**Extracted records**
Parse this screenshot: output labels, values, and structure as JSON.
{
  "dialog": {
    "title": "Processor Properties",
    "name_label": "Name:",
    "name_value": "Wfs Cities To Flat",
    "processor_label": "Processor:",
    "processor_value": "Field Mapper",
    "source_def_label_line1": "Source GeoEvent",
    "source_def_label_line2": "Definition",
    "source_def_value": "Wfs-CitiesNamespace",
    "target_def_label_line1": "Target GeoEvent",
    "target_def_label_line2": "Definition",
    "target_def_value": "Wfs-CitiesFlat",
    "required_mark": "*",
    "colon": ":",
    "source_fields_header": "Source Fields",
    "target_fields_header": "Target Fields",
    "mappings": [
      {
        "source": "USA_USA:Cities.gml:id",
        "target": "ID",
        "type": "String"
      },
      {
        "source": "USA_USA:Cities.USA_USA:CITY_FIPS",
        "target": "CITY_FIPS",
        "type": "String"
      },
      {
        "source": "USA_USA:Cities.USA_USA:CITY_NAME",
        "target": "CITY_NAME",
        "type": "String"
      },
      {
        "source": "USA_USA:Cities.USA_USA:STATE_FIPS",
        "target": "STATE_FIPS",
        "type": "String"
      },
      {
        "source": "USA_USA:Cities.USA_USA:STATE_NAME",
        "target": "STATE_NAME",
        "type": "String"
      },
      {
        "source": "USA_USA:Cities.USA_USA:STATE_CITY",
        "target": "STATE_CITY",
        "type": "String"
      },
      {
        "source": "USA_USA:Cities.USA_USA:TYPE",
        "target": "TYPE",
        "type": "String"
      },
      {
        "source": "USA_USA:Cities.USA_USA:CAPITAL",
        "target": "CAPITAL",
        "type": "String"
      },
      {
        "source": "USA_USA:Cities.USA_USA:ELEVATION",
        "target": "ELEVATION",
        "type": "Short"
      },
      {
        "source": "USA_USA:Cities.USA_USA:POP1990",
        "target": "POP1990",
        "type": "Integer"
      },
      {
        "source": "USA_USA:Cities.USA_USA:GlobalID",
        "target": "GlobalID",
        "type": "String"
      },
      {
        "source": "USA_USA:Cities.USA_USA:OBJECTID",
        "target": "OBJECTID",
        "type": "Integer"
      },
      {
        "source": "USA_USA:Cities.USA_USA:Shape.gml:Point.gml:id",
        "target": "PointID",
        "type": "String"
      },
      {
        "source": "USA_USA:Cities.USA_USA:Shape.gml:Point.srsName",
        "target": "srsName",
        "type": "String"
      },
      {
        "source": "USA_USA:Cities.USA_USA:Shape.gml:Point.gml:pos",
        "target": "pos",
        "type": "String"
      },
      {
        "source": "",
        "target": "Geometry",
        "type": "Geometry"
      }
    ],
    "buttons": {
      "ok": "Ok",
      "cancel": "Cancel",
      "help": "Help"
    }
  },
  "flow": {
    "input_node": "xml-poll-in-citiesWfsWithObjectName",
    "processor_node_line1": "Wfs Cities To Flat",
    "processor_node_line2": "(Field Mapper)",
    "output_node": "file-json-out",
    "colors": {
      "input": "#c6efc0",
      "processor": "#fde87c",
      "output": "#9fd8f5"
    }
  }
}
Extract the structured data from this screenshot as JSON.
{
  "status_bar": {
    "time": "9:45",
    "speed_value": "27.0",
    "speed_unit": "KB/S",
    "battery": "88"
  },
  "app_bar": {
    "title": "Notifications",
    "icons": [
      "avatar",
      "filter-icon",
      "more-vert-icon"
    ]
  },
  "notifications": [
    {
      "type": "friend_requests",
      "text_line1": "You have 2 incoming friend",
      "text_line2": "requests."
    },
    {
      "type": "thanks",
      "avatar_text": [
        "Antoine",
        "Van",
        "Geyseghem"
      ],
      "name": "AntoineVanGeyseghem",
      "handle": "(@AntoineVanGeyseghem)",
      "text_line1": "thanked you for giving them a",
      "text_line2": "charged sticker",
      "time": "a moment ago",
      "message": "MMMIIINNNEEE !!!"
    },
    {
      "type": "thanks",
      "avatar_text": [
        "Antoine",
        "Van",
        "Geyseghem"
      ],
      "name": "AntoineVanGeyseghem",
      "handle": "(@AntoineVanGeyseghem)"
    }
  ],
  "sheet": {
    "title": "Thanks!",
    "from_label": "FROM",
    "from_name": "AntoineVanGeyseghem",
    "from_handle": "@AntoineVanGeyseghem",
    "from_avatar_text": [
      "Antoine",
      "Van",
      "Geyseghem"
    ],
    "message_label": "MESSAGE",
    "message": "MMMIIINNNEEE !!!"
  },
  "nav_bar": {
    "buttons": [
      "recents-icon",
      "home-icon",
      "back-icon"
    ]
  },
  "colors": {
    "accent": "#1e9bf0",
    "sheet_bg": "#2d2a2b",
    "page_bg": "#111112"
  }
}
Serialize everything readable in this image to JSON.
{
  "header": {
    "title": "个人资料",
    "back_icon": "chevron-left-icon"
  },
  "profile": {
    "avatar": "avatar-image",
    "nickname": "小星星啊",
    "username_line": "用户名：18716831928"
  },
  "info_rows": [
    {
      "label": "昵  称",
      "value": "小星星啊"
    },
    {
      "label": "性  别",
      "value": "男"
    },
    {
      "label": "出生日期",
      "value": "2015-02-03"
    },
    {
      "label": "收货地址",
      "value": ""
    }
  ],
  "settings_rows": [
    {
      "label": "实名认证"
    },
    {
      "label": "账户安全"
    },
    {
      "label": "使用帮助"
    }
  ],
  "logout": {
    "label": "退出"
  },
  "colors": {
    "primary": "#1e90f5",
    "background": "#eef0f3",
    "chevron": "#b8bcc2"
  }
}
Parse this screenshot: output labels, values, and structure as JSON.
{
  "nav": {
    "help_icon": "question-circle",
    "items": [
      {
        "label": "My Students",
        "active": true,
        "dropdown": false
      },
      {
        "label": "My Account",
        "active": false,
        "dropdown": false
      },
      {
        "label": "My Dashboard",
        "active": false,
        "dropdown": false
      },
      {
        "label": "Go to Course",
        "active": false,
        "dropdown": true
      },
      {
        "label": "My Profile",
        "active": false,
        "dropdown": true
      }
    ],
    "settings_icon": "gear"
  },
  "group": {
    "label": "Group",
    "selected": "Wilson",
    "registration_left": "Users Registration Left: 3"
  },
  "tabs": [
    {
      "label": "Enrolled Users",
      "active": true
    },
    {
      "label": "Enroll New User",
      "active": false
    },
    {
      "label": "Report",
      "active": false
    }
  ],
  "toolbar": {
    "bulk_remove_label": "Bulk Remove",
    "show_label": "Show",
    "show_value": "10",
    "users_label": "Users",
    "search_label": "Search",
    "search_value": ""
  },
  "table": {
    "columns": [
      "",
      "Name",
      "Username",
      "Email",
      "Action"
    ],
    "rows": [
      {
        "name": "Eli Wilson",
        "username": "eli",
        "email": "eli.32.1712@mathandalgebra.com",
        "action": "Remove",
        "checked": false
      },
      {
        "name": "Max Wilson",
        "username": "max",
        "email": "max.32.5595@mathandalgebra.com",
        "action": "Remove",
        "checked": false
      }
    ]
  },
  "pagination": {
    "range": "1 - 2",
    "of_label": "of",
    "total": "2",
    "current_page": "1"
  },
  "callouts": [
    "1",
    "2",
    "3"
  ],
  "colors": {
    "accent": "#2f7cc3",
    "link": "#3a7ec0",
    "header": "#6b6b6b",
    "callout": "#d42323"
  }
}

**Work instructions**
Restate each record exactly as written.

**Final result**
Parse this screenshot: output labels, values, and structure as JSON.
{
  "dialog": {
    "title": "Processor Properties",
    "name_label": "Name:",
    "name_value": "Wfs Cities To Flat",
    "processor_label": "Processor:",
    "processor_value": "Field Mapper",
    "source_def_label_line1": "Source GeoEvent",
    "source_def_label_line2": "Definition",
    "source_def_value": "Wfs-CitiesNamespace",
    "target_def_label_line1": "Target GeoEvent",
    "target_def_label_line2": "Definition",
    "target_def_value": "Wfs-CitiesFlat",
    "required_mark": "*",
    "colon": ":",
    "source_fields_header": "Source Fields",
    "target_fields_header": "Target Fields",
    "mappings": [
      {
        "source": "USA_USA:Cities.gml:id",
        "target": "ID",
        "type": "String"
      },
      {
        "source": "USA_USA:Cities.USA_USA:CITY_FIPS",
        "target": "CITY_FIPS",
        "type": "String"
      },
      {
        "source": "USA_USA:Cities.USA_USA:CITY_NAME",
        "target": "CITY_NAME",
        "type": "String"
      },
      {
        "source": "USA_USA:Cities.USA_USA:STATE_FIPS",
        "target": "STATE_FIPS",
        "type": "String"
      },
      {
        "source": "USA_USA:Cities.USA_USA:STATE_NAME",
        "target": "STATE_NAME",
        "type": "String"
      },
      {
        "source": "USA_USA:Cities.USA_USA:STATE_CITY",
        "target": "STATE_CITY",
        "type": "String"
      },
      {
        "source": "USA_USA:Cities.USA_USA:TYPE",
        "target": "TYPE",
        "type": "String"
      },
      {
        "source": "USA_USA:Cities.USA_USA:CAPITAL",
        "target": "CAPITAL",
        "type": "String"
      },
      {
        "source": "USA_USA:Cities.USA_USA:ELEVATION",
        "target": "ELEVATION",
        "type": "Short"
      },
      {
        "source": "USA_USA:Cities.USA_USA:POP1990",
        "target": "POP1990",
        "type": "Integer"
      },
      {
        "source": "USA_USA:Cities.USA_USA:GlobalID",
        "target": "GlobalID",
        "type": "String"
      },
      {
        "source": "USA_USA:Cities.USA_USA:OBJECTID",
        "target": "OBJECTID",
        "type": "Integer"
      },
      {
        "source": "USA_USA:Cities.USA_USA:Shape.gml:Point.gml:id",
        "target": "PointID",
        "type": "String"
      },
      {
        "source": "USA_USA:Cities.USA_USA:Shape.gml:Point.srsName",
        "target": "srsName",
        "type": "String"
      },
      {
        "source": "USA_USA:Cities.USA_USA:Shape.gml:Point.gml:pos",
        "target": "pos",
        "type": "String"
      },
      {
        "source": "",
        "target": "Geometry",
        "type": "Geometry"
      }
    ],
    "buttons": {
      "ok": "Ok",
      "cancel": "Cancel",
      "help": "Help"
    }
  },
  "flow": {
    "input_node": "xml-poll-in-citiesWfsWithObjectName",
    "processor_node_line1": "Wfs Cities To Flat",
    "processor_node_line2": "(Field Mapper)",
    "output_node": "file-json-out",
    "colors": {
      "input": "#c6efc0",
      "processor": "#fde87c",
      "output": "#9fd8f5"
    }
  }
}
Extract the structured data from this screenshot as JSON.
{
  "status_bar": {
    "time": "9:45",
    "speed_value": "27.0",
    "speed_unit": "KB/S",
    "battery": "88"
  },
  "app_bar": {
    "title": "Notifications",
    "icons": [
      "avatar",
      "filter-icon",
      "more-vert-icon"
    ]
  },
  "notifications": [
    {
      "type": "friend_requests",
      "text_line1": "You have 2 incoming friend",
      "text_line2": "requests."
    },
    {
      "type": "thanks",
      "avatar_text": [
        "Antoine",
        "Van",
        "Geyseghem"
      ],
      "name": "AntoineVanGeyseghem",
      "handle": "(@AntoineVanGeyseghem)",
      "text_line1": "thanked you for giving them a",
      "text_line2": "charged sticker",
      "time": "a moment ago",
      "message": "MMMIIINNNEEE !!!"
    },
    {
      "type": "thanks",
      "avatar_text": [
        "Antoine",
        "Van",
        "Geyseghem"
      ],
      "name": "AntoineVanGeyseghem",
      "handle": "(@AntoineVanGeyseghem)"
    }
  ],
  "sheet": {
    "title": "Thanks!",
    "from_label": "FROM",
    "from_name": "AntoineVanGeyseghem",
    "from_handle": "@AntoineVanGeyseghem",
    "from_avatar_text": [
      "Antoine",
      "Van",
      "Geyseghem"
    ],
    "message_label": "MESSAGE",
    "message": "MMMIIINNNEEE !!!"
  },
  "nav_bar": {
    "buttons": [
      "recents-icon",
      "home-icon",
      "back-icon"
    ]
  },
  "colors": {
    "accent": "#1e9bf0",
    "sheet_bg": "#2d2a2b",
    "page_bg": "#111112"
  }
}
Serialize everything readable in this image to JSON.
{
  "header": {
    "title": "个人资料",
    "back_icon": "chevron-left-icon"
  },
  "profile": {
    "avatar": "avatar-image",
    "nickname": "小星星啊",
    "username_line": "用户名：18716831928"
  },
  "info_rows": [
    {
      "label": "昵  称",
      "value": "小星星啊"
    },
    {
      "label": "性  别",
      "value": "男"
    },
    {
      "label": "出生日期",
      "value": "2015-02-03"
    },
    {
      "label": "收货地址",
      "value": ""
    }
  ],
  "settings_rows": [
    {
      "label": "实名认证"
    },
    {
      "label": "账户安全"
    },
    {
      "label": "使用帮助"
    }
  ],
  "logout": {
    "label": "退出"
  },
  "colors": {
    "primary": "#1e90f5",
    "background": "#eef0f3",
    "chevron": "#b8bcc2"
  }
}
Parse this screenshot: output labels, values, and structure as JSON.
{
  "nav": {
    "help_icon": "question-circle",
    "items": [
      {
        "label": "My Students",
        "active": true,
        "dropdown": false
      },
      {
        "label": "My Account",
        "active": false,
        "dropdown": false
      },
      {
        "label": "My Dashboard",
        "active": false,
        "dropdown": false
      },
      {
        "label": "Go to Course",
        "active": false,
        "dropdown": true
      },
      {
        "label": "My Profile",
        "active": false,
        "dropdown": true
      }
    ],
    "settings_icon": "gear"
  },
  "group": {
    "label": "Group",
    "selected": "Wilson",
    "registration_left": "Users Registration Left: 3"
  },
  "tabs": [
    {
      "label": "Enrolled Users",
      "active": true
    },
    {
      "label": "Enroll New User",
      "active": false
    },
    {
      "label": "Report",
      "active": false
    }
  ],
  "toolbar": {
    "bulk_remove_label": "Bulk Remove",
    "show_label": "Show",
    "show_value": "10",
    "users_label": "Users",
    "search_label": "Search",
    "search_value": ""
  },
  "table": {
    "columns": [
      "",
      "Name",
      "Username",
      "Email",
      "Action"
    ],
    "rows": [
      {
        "name": "Eli Wilson",
        "username": "eli",
        "email": "eli.32.1712@mathandalgebra.com",
        "action": "Remove",
        "checked": false
      },
      {
        "name": "Max Wilson",
        "username": "max",
        "email": "max.32.5595@mathandalgebra.com",
        "action": "Remove",
        "checked": false
      }
    ]
  },
  "pagination": {
    "range": "1 - 2",
    "of_label": "of",
    "total": "2",
    "current_page": "1"
  },
  "callouts": [
    "1",
    "2",
    "3"
  ],
  "colors": {
    "accent": "#2f7cc3",
    "link": "#3a7ec0",
    "header": "#6b6b6b",
    "callout": "#d42323"
  }
}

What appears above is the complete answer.